-- start --

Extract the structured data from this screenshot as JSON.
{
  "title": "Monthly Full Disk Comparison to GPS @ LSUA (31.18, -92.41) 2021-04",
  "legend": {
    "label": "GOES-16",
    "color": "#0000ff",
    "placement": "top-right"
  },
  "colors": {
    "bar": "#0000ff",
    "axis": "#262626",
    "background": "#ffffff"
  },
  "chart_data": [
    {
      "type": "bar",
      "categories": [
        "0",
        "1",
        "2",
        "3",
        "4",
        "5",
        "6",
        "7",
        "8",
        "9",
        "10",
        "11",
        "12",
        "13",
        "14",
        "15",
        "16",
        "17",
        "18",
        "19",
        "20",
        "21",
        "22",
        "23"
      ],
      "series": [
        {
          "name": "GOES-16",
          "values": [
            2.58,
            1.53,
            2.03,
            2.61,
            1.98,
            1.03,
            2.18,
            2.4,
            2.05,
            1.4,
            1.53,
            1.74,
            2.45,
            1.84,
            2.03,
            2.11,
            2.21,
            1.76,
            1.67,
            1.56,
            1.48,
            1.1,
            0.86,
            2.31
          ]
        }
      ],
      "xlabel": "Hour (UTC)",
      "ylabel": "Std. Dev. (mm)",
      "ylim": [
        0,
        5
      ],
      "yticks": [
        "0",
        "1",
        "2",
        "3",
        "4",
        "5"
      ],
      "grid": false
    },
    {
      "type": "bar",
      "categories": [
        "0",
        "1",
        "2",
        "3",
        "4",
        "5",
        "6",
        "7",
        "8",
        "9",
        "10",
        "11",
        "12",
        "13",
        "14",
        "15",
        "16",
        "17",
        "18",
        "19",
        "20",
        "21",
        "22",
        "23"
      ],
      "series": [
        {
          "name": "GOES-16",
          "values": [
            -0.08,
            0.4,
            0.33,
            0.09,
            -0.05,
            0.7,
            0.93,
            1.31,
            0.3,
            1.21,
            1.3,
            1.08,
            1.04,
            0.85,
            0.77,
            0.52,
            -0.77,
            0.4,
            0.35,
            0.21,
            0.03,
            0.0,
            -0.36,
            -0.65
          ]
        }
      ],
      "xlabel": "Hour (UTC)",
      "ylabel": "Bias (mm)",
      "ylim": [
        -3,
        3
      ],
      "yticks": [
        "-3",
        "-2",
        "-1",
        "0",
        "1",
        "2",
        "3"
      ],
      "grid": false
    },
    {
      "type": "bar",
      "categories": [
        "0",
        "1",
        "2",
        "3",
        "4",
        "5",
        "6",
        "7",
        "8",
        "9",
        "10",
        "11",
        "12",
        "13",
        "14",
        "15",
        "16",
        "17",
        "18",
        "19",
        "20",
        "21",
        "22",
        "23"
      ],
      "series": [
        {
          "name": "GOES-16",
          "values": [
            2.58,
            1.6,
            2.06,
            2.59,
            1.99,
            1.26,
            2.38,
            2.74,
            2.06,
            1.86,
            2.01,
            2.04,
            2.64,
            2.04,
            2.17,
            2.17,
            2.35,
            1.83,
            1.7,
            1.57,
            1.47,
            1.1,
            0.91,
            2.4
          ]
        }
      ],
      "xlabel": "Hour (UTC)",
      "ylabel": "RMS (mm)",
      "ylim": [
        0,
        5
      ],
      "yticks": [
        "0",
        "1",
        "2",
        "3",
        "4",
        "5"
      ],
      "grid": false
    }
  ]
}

-- end --

▶ _What needs to be done_
Could you reproduce every record above exactly as it appears?

▶ _Output below_
Extract the structured data from this screenshot as JSON.
{
  "title": "Monthly Full Disk Comparison to GPS @ LSUA (31.18, -92.41) 2021-04",
  "legend": {
    "label": "GOES-16",
    "color": "#0000ff",
    "placement": "top-right"
  },
  "colors": {
    "bar": "#0000ff",
    "axis": "#262626",
    "background": "#ffffff"
  },
  "chart_data": [
    {
      "type": "bar",
      "categories": [
        "0",
        "1",
        "2",
        "3",
        "4",
        "5",
        "6",
        "7",
        "8",
        "9",
        "10",
        "11",
        "12",
        "13",
        "14",
        "15",
        "16",
        "17",
        "18",
        "19",
        "20",
        "21",
        "22",
        "23"
      ],
      "series": [
        {
          "name": "GOES-16",
          "values": [
            2.58,
            1.53,
            2.03,
            2.61,
            1.98,
            1.03,
            2.18,
            2.4,
            2.05,
            1.4,
            1.53,
            1.74,
            2.45,
            1.84,
            2.03,
            2.11,
            2.21,
            1.76,
            1.67,
            1.56,
            1.48,
            1.1,
            0.86,
            2.31
          ]
        }
      ],
      "xlabel": "Hour (UTC)",
      "ylabel": "Std. Dev. (mm)",
      "ylim": [
        0,
        5
      ],
      "yticks": [
        "0",
        "1",
        "2",
        "3",
        "4",
        "5"
      ],
      "grid": false
    },
    {
      "type": "bar",
      "categories": [
        "0",
        "1",
        "2",
        "3",
        "4",
        "5",
        "6",
        "7",
        "8",
        "9",
        "10",
        "11",
        "12",
        "13",
        "14",
        "15",
        "16",
        "17",
        "18",
        "19",
        "20",
        "21",
        "22",
        "23"
      ],
      "series": [
        {
          "name": "GOES-16",
          "values": [
            -0.08,
            0.4,
            0.33,
            0.09,
            -0.05,
            0.7,
            0.93,
            1.31,
            0.3,
            1.21,
            1.3,
            1.08,
            1.04,
            0.85,
            0.77,
            0.52,
            -0.77,
            0.4,
            0.35,
            0.21,
            0.03,
            0.0,
            -0.36,
            -0.65
          ]
        }
      ],
      "xlabel": "Hour (UTC)",
      "ylabel": "Bias (mm)",
      "ylim": [
        -3,
        3
      ],
      "yticks": [
        "-3",
        "-2",
        "-1",
        "0",
        "1",
        "2",
        "3"
      ],
      "grid": false
    },
    {
      "type": "bar",
      "categories": [
        "0",
        "1",
        "2",
        "3",
        "4",
        "5",
        "6",
        "7",
        "8",
        "9",
        "10",
        "11",
        "12",
        "13",
        "14",
        "15",
        "16",
        "17",
        "18",
        "19",
        "20",
        "21",
        "22",
        "23"
      ],
      "series": [
        {
          "name": "GOES-16",
          "values": [
            2.58,
            1.6,
            2.06,
            2.59,
            1.99,
            1.26,
            2.38,
            2.74,
            2.06,
            1.86,
            2.01,
            2.04,
            2.64,
            2.04,
            2.17,
            2.17,
            2.35,
            1.83,
            1.7,
            1.57,
            1.47,
            1.1,
            0.91,
            2.4
          ]
        }
      ],
      "xlabel": "Hour (UTC)",
      "ylabel": "RMS (mm)",
      "ylim": [
        0,
        5
      ],
      "yticks": [
        "0",
        "1",
        "2",
        "3",
        "4",
        "5"
      ],
      "grid": false
    }
  ]
}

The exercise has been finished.